_Exercise description_: Find the number of lines below in which the word "Perspective" appears, and write that number only.

Collection entries
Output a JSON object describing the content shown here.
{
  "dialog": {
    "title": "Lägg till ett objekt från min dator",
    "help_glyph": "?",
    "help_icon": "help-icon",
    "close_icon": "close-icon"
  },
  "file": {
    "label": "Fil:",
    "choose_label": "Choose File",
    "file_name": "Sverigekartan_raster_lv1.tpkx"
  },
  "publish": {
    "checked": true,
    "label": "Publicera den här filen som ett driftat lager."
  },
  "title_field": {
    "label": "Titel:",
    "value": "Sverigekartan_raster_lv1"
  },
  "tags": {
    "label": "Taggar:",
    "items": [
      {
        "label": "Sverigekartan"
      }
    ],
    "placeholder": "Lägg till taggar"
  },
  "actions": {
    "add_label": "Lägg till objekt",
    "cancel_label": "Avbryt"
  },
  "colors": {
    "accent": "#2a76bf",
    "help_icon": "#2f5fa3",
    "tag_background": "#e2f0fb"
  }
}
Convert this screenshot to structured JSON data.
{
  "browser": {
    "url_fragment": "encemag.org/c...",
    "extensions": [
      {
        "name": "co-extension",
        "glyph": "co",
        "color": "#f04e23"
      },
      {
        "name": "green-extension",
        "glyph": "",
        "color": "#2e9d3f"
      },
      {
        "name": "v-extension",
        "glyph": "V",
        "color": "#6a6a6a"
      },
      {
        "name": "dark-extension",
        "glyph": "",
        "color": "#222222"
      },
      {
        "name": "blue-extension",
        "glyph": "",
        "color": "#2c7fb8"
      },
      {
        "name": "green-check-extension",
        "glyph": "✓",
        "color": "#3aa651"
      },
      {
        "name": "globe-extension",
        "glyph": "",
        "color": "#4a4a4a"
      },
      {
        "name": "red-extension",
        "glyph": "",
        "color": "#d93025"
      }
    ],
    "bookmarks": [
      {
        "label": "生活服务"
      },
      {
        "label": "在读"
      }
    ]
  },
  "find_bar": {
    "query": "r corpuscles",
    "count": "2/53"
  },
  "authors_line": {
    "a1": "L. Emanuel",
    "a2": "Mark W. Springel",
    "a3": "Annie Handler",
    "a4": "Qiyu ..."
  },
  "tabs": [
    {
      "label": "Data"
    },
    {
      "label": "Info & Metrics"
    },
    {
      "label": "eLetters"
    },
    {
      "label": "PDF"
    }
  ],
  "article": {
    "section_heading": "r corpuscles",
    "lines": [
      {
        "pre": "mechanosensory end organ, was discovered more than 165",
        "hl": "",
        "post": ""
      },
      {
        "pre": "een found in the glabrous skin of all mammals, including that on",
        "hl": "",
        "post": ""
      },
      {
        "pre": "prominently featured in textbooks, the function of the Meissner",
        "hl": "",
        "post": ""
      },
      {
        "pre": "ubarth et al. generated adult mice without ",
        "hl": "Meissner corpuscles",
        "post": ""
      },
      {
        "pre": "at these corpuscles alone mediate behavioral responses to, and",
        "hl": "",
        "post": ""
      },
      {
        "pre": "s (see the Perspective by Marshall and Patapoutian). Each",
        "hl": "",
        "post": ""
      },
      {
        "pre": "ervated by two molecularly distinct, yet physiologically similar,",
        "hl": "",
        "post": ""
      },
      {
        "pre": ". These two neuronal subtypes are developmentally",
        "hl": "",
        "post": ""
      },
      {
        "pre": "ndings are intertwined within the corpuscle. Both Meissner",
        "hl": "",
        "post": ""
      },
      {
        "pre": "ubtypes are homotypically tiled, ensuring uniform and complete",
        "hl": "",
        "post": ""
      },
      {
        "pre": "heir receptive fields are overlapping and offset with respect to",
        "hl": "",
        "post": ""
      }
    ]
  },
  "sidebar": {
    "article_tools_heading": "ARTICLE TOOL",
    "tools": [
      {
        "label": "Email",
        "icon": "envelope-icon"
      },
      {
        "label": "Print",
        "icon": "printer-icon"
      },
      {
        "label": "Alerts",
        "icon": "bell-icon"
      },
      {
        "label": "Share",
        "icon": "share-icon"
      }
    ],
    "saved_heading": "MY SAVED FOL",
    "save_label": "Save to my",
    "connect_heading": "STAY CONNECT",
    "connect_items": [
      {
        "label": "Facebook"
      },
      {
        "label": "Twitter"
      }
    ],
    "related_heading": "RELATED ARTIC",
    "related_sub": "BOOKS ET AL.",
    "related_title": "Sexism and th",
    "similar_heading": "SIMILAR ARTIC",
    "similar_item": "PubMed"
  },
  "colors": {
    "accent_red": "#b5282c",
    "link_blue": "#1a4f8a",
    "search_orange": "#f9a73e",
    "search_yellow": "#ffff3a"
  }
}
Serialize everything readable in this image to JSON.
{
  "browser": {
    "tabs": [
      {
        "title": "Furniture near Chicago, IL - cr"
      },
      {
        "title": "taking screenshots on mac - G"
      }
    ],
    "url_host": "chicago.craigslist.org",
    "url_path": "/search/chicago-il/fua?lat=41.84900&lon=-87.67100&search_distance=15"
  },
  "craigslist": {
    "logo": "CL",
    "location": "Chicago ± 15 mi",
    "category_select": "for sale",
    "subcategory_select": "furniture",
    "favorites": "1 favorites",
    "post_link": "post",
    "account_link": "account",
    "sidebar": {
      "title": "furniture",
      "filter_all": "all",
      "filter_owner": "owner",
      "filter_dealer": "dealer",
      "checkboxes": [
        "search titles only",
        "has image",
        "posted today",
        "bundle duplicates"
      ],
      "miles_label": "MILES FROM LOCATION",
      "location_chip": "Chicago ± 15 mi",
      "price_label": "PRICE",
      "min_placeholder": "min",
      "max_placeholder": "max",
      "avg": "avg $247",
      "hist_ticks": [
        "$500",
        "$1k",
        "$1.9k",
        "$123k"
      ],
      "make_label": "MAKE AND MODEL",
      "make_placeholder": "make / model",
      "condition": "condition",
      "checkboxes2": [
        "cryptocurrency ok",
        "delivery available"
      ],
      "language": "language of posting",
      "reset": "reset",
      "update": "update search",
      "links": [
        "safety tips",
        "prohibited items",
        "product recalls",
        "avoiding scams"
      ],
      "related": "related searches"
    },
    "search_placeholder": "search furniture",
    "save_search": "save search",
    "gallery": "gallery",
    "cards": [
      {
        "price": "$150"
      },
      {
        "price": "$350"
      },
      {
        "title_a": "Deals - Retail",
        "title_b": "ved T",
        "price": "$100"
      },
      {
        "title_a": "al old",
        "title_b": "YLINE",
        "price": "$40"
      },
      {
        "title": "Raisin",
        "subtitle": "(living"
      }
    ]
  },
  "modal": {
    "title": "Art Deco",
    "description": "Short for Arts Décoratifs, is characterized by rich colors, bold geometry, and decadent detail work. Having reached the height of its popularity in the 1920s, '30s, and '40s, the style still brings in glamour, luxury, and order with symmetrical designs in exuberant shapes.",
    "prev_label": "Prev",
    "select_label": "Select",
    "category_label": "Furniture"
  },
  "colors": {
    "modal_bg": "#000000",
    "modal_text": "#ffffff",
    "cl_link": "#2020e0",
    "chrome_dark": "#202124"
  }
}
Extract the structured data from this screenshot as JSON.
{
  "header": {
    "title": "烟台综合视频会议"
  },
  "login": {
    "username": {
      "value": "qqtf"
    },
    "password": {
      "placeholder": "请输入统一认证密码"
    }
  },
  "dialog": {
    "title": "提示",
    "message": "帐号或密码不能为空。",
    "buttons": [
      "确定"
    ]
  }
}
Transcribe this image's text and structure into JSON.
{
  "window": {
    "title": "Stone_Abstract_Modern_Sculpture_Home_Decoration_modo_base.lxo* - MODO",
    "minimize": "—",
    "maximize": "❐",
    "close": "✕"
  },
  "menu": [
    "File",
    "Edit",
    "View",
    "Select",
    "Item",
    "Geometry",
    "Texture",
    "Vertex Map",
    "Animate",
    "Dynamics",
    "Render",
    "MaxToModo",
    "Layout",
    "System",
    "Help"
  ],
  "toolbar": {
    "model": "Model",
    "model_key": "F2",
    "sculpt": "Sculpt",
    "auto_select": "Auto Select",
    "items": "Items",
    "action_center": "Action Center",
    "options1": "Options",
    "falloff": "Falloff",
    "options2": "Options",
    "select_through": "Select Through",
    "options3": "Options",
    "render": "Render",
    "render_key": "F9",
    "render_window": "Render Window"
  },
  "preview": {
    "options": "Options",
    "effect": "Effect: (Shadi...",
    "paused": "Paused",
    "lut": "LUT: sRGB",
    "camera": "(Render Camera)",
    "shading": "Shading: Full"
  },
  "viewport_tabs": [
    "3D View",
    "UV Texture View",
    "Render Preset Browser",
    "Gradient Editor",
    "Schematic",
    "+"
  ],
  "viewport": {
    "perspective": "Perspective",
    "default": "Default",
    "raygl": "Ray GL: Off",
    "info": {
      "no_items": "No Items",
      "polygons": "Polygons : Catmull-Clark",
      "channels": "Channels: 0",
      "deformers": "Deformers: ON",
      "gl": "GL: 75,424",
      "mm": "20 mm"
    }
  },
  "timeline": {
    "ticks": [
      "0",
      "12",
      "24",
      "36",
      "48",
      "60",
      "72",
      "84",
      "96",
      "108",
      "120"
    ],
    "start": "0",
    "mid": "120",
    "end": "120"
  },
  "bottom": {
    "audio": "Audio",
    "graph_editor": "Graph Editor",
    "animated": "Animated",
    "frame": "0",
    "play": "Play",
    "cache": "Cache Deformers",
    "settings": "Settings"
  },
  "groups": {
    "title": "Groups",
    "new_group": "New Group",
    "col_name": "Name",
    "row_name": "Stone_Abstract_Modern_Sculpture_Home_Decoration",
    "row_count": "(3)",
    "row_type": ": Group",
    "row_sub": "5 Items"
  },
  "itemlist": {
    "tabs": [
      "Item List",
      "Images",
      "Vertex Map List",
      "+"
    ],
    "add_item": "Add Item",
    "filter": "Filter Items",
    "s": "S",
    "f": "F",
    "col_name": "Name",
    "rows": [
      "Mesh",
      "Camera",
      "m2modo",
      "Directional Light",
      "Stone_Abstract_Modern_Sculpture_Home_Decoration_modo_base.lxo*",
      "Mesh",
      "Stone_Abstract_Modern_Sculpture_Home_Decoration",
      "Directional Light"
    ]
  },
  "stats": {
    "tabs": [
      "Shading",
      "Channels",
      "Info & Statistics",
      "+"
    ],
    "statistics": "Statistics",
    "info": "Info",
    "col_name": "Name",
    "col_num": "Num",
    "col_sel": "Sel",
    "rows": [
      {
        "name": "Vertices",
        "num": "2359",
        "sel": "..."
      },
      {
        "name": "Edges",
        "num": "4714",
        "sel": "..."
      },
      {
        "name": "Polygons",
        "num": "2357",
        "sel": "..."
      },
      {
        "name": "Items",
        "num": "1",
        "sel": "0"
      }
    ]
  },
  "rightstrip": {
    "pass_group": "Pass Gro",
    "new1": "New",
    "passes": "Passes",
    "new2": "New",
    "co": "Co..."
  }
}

_Problem solution_: 2